My partner, a vegetarian since her early 20s, was also looking forward to meeting 38 year old Hungarian Steiner, who describes himself as “a passionate foodie and vegan YouTuber travelling the world with his husband Nimrod Dagan, holding cooking classes, pop-up dinners, foodie workshops, visiting festivals and markets.”
Steiner has published three vegan cookbooks, gives lectures, participates in roundtable talks and helps hotels, cafés, bars and restaurants to “veganize” their menus, or come up with new vegan dishes that fit with their profile. He’s also a social media expert helping other vegan, LGBTQ and travel influencers to succeed.
Born in Budapest, Steiner recently moved to Greece, to a tiny village of 12 people, where his lifestyle embraces zero waste, seasonal, locally sourced shopping and cooking with whole, unprocessed food ingredients. As we couldn’t meet, Steiner kindly corresponded by email.
BBJ: How did you get into veganism?

Stored data
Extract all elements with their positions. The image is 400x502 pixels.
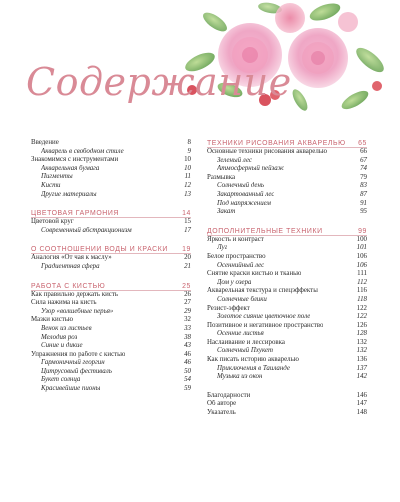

Written request
Name every type of business that, according to the passage about Steiner, he helps to "veganize" their menus.

Full output
Hotels, cafés, bars and restaurants.